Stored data
··········
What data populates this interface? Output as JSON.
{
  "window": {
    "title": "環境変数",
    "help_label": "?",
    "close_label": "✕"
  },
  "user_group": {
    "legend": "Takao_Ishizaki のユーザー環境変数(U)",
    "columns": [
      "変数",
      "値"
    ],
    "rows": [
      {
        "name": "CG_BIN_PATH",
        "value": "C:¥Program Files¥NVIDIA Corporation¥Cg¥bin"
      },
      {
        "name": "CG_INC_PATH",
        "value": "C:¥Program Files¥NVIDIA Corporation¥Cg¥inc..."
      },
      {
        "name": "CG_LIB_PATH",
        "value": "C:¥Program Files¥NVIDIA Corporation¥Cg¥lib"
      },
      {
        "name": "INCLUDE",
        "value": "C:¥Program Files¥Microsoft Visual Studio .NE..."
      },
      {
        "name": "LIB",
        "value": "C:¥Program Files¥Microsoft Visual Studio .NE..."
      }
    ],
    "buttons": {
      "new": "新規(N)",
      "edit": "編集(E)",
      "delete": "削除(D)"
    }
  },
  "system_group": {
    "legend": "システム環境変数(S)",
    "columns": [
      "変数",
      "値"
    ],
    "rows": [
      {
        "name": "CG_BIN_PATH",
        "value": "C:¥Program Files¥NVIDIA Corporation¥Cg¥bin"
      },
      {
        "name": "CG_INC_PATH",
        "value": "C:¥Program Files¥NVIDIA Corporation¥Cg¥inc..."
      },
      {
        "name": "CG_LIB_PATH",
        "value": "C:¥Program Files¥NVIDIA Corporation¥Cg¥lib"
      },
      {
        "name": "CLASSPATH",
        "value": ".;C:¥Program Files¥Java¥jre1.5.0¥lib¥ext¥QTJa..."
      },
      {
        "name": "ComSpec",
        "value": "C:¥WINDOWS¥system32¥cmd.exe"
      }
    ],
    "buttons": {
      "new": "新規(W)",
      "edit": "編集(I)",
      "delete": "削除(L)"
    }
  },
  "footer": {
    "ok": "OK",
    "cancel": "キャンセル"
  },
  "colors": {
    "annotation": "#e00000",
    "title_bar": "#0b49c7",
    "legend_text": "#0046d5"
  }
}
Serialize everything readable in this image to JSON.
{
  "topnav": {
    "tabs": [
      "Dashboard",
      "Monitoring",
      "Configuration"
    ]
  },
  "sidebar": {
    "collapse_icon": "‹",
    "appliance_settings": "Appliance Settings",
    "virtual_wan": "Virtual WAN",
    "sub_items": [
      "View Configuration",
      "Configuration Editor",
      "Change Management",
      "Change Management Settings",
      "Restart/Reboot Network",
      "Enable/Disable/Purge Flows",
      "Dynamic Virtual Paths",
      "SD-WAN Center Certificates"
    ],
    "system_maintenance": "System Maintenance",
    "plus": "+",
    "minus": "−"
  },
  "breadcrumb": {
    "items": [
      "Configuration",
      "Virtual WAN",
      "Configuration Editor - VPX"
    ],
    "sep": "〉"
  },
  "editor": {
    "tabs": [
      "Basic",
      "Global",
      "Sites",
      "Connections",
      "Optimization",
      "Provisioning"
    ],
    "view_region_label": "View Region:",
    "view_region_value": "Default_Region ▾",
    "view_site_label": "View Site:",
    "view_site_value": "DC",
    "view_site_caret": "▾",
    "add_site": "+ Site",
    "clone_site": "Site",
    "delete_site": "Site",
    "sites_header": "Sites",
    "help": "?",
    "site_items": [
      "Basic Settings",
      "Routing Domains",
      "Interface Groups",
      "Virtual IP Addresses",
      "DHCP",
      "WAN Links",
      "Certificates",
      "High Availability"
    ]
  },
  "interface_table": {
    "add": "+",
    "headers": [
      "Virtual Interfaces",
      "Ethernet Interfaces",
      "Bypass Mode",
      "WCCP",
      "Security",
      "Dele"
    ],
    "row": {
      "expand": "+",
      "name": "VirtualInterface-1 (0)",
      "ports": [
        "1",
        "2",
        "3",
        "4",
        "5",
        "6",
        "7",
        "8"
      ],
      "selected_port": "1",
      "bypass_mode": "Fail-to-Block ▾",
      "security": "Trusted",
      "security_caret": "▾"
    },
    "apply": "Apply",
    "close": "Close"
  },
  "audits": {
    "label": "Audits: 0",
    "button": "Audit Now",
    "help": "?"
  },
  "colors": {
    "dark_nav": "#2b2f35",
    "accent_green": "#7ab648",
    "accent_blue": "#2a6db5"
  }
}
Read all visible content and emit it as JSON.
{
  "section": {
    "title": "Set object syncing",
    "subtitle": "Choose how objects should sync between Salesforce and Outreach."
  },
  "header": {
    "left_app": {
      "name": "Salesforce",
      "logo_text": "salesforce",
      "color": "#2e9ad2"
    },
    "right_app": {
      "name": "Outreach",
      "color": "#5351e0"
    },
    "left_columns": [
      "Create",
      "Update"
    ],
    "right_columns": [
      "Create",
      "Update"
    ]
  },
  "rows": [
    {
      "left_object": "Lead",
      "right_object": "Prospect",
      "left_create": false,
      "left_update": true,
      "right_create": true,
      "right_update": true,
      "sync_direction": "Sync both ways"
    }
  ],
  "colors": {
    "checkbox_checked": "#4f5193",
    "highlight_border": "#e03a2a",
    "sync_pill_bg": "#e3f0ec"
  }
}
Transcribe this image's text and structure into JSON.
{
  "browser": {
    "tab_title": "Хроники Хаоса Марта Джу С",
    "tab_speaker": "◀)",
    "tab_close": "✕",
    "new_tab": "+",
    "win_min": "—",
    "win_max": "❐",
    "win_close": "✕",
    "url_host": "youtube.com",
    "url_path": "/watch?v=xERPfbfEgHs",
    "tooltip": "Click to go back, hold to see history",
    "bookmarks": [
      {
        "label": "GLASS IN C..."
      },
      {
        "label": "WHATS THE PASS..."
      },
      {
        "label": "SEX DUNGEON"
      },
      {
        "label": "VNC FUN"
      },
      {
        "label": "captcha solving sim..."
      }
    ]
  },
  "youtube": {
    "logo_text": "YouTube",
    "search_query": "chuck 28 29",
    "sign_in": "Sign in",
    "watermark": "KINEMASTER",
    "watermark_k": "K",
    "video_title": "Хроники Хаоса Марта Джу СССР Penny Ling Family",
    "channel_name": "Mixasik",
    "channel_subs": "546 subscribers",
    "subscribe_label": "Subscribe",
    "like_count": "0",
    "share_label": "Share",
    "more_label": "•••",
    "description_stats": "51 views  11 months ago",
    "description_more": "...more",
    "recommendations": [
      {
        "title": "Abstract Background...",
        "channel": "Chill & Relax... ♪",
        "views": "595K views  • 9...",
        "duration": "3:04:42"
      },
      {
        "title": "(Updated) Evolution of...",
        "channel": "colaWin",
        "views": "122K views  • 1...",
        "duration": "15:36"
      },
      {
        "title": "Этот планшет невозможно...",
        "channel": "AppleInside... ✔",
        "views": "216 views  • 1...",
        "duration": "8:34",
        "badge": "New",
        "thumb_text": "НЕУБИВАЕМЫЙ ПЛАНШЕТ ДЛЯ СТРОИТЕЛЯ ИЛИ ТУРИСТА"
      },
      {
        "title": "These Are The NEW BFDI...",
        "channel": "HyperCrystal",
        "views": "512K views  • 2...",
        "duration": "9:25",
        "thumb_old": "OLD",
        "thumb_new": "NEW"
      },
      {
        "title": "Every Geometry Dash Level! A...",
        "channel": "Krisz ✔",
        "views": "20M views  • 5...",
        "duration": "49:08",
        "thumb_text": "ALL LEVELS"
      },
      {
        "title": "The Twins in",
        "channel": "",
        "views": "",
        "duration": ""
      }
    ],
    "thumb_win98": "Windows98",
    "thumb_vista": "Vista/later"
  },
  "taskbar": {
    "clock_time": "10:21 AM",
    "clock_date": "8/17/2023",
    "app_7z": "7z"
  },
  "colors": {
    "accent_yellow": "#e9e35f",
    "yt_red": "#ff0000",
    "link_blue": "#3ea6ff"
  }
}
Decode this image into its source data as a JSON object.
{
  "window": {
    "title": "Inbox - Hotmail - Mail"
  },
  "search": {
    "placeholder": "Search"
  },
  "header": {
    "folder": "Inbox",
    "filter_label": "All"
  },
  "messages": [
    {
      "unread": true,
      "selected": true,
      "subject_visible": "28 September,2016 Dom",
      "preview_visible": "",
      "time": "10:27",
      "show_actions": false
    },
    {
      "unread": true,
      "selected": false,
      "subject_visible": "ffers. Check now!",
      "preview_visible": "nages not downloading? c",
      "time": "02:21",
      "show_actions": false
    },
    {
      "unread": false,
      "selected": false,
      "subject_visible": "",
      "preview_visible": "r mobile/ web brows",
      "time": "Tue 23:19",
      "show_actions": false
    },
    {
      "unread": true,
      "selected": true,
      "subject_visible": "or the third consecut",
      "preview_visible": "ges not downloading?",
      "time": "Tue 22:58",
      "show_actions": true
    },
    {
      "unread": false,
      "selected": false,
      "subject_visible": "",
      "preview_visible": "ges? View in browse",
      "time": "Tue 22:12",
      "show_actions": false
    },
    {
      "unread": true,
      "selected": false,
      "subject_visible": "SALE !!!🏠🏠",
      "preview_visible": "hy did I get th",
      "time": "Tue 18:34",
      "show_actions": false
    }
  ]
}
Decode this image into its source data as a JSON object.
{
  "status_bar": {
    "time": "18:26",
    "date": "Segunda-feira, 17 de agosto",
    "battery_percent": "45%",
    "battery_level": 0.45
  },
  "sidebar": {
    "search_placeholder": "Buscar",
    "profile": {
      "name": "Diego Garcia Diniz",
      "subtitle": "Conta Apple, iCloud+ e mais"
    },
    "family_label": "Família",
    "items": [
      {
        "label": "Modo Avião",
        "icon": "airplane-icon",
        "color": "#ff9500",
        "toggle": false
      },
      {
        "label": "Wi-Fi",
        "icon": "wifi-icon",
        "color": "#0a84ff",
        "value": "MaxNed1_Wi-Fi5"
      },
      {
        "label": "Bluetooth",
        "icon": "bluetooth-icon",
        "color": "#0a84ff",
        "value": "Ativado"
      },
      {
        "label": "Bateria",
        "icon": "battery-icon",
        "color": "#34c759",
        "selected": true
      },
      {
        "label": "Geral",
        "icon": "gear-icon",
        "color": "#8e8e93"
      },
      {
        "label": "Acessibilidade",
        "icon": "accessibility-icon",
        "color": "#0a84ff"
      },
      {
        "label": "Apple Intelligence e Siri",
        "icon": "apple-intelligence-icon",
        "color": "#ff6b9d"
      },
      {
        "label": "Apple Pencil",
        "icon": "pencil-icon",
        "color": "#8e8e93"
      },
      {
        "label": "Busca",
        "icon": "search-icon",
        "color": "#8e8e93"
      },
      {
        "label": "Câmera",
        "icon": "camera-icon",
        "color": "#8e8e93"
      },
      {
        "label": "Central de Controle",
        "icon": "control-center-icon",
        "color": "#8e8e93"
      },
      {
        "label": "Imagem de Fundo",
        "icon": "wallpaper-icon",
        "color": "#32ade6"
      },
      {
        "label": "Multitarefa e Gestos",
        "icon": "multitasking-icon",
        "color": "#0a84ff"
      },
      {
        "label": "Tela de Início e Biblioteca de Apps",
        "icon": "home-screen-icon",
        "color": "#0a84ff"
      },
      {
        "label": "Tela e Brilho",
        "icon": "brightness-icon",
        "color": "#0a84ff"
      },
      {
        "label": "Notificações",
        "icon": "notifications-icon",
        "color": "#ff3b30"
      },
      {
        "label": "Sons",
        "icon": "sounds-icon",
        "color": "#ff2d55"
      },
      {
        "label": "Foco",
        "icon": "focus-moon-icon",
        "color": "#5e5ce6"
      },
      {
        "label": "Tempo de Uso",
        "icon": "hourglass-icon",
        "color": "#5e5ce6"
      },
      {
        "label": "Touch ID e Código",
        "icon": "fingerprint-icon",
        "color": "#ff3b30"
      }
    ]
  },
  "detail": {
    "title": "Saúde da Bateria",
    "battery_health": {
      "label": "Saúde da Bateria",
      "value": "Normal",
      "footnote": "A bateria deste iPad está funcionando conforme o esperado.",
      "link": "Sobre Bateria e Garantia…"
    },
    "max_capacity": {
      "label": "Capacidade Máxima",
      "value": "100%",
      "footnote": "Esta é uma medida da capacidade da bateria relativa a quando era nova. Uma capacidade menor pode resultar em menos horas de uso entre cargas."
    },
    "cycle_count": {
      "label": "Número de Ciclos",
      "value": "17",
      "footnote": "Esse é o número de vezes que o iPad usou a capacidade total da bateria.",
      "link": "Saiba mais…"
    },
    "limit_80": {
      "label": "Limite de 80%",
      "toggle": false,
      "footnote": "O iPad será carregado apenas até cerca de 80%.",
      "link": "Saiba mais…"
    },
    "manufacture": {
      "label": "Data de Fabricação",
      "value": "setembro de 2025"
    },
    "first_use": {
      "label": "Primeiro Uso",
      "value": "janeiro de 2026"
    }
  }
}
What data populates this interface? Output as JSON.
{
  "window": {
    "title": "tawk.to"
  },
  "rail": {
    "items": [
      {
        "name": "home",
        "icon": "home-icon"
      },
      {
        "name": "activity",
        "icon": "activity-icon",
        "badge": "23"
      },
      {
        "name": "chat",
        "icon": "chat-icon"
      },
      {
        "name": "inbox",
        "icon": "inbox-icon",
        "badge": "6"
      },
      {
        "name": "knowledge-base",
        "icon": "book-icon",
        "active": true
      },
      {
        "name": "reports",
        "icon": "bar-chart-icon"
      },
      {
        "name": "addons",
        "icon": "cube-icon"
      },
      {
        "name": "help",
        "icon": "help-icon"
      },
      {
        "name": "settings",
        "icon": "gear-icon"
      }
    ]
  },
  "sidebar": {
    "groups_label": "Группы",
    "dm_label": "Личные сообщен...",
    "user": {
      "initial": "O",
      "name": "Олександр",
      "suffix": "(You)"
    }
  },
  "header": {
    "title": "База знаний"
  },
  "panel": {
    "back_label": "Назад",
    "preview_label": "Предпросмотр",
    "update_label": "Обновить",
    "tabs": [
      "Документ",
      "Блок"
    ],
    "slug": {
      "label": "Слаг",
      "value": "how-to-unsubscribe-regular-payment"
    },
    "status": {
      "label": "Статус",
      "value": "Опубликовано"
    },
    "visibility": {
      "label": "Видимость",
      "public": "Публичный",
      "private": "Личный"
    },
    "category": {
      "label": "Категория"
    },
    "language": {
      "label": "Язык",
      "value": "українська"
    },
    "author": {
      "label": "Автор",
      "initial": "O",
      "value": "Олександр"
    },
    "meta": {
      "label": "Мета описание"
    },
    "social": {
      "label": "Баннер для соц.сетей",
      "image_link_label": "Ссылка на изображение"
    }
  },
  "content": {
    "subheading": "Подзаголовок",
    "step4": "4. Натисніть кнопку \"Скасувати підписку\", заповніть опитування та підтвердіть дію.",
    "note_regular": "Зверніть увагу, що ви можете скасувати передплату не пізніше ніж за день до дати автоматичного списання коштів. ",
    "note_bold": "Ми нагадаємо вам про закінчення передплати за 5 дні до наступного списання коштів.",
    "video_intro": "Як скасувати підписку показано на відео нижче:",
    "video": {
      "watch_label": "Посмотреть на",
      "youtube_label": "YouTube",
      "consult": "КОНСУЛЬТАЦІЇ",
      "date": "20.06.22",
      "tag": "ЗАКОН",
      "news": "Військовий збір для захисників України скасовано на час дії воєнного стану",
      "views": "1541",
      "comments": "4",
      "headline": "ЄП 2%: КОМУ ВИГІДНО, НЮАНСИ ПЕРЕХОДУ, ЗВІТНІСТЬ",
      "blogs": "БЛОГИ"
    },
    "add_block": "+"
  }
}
··········
Aim of the task:
Scan the data above and copy every line with "views" in it.

Result of the task:
    "description_stats": "51 views  11 months ago",
        "views": "595K views  • 9...",
        "views": "122K views  • 1...",
        "views": "216 views  • 1...",
        "views": "512K views  • 2...",
        "views": "20M views  • 5...",
        "views": "",
      "views": "1541",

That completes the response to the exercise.